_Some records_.
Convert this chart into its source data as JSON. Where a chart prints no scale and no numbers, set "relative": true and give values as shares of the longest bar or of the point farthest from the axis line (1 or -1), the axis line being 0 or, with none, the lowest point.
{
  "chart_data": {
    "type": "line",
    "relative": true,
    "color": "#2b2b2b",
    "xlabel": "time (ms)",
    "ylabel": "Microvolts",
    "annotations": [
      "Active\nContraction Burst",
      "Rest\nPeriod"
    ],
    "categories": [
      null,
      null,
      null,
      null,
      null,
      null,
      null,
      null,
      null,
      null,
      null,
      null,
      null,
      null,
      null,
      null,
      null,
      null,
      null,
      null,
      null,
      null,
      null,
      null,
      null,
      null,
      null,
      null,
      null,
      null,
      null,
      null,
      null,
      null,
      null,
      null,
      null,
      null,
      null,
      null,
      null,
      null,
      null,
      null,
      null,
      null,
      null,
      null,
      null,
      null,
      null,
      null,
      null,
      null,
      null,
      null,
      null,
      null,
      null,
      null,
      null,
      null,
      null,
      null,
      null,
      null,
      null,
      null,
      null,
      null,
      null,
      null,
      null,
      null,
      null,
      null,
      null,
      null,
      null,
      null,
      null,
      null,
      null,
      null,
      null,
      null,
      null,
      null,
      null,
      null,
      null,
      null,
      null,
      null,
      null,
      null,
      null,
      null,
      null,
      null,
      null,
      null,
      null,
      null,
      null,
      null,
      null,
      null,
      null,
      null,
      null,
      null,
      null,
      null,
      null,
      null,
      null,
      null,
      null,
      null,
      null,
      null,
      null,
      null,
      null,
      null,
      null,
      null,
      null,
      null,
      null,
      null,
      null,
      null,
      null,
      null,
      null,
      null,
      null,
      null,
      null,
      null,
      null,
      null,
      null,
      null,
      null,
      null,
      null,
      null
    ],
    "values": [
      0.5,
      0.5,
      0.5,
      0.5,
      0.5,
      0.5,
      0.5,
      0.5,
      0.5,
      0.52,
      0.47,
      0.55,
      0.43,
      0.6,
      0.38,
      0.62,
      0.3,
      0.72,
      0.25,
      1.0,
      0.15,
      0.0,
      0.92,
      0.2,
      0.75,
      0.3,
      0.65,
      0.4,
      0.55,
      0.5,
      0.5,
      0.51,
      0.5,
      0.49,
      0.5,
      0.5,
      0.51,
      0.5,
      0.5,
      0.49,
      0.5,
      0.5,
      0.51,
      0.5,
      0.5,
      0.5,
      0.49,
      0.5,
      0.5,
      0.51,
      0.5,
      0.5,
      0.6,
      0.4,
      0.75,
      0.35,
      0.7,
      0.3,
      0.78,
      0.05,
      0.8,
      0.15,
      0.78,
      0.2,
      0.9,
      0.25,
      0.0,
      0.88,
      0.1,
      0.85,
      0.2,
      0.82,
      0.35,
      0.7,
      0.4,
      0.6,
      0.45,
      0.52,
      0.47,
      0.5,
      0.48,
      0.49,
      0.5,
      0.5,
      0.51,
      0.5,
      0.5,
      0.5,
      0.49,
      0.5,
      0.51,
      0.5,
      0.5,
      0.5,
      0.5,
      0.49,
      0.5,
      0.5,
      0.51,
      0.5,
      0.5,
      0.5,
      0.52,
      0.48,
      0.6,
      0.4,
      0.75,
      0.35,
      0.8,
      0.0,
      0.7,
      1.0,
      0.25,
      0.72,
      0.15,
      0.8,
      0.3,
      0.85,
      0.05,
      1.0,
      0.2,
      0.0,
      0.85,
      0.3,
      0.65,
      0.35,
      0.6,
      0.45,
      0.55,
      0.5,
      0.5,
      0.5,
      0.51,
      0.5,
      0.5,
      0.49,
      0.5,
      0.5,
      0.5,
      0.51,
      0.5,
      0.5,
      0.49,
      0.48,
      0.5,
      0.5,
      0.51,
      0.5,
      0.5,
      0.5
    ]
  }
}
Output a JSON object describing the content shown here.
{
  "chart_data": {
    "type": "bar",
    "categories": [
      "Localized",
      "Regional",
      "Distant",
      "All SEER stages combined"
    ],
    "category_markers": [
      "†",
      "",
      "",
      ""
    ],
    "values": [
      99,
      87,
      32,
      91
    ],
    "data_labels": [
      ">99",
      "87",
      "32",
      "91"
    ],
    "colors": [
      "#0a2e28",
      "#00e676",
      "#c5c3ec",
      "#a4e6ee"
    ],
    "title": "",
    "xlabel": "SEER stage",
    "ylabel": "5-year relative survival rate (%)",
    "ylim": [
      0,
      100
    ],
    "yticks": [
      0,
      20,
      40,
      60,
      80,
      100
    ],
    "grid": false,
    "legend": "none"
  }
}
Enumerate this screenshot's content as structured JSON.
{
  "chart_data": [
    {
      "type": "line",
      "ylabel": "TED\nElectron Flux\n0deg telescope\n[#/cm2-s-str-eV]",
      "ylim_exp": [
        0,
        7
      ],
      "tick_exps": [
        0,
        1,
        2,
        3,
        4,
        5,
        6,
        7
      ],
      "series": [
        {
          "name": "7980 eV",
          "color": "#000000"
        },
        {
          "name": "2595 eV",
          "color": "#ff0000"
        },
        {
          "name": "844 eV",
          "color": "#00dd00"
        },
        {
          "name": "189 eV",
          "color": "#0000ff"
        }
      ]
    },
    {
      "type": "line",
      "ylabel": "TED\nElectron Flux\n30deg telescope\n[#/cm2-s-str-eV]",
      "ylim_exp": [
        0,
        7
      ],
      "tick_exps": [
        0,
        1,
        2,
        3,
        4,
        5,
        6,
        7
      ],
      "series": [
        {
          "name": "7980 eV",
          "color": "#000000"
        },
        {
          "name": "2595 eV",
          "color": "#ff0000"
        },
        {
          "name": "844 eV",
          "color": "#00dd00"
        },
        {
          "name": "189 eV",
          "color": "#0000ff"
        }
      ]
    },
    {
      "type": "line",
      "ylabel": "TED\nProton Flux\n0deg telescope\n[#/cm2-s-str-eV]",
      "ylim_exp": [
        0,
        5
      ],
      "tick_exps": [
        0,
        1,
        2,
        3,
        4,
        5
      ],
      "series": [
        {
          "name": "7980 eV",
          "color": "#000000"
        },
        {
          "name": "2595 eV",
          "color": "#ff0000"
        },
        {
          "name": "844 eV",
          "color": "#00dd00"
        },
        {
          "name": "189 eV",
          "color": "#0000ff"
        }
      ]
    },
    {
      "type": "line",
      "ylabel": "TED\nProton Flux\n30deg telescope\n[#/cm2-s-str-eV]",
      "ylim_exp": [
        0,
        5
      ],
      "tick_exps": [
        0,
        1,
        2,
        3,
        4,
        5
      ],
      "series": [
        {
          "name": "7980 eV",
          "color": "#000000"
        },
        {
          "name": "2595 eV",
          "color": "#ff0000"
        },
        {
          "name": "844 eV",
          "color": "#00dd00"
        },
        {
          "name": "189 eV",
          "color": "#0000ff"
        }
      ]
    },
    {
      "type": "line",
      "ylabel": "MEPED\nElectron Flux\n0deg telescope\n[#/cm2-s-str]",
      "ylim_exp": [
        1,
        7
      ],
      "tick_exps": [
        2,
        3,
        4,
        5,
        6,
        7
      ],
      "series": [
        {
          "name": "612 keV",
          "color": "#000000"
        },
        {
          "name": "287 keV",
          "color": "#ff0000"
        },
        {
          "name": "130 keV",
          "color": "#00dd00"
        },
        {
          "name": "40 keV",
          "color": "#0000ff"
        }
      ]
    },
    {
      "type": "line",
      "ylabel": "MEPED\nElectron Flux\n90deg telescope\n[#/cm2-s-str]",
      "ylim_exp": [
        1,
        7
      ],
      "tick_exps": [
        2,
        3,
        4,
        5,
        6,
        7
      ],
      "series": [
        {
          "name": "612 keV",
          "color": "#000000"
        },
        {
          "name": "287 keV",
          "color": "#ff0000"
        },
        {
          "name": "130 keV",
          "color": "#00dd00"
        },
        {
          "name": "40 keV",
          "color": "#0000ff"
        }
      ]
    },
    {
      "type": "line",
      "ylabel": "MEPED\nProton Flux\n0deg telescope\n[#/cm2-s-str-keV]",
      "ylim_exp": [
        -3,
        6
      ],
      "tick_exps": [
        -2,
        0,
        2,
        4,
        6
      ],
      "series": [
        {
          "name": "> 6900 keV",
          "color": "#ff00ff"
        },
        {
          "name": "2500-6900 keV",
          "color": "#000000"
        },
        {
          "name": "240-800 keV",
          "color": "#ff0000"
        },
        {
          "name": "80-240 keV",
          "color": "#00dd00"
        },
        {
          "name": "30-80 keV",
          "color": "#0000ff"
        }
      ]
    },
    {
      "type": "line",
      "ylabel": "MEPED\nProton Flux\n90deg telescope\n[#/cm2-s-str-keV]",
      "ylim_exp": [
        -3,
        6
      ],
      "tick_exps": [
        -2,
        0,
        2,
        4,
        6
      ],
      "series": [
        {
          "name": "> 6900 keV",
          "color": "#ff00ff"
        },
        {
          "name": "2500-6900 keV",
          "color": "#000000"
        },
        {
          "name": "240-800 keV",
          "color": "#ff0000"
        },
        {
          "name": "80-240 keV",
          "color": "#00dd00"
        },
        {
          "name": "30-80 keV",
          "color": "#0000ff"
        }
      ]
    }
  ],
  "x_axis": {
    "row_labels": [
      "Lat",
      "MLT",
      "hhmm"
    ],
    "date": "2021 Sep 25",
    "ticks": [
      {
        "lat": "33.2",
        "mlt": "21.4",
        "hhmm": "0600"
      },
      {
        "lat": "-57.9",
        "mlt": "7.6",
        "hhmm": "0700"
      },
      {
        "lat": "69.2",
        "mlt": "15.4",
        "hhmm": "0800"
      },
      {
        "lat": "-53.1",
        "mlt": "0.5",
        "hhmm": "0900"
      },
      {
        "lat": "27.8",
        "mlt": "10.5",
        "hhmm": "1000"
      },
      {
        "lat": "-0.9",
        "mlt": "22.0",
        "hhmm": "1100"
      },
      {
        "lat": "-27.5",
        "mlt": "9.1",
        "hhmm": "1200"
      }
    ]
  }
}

_Exercise_.
Pick out each line containing "MEPED" and report it.

_Problem solution_.
      "ylabel": "MEPED\nElectron Flux\n0deg telescope\n[#/cm2-s-str]",
      "ylabel": "MEPED\nElectron Flux\n90deg telescope\n[#/cm2-s-str]",
      "ylabel": "MEPED\nProton Flux\n0deg telescope\n[#/cm2-s-str-keV]",
      "ylabel": "MEPED\nProton Flux\n90deg telescope\n[#/cm2-s-str-keV]",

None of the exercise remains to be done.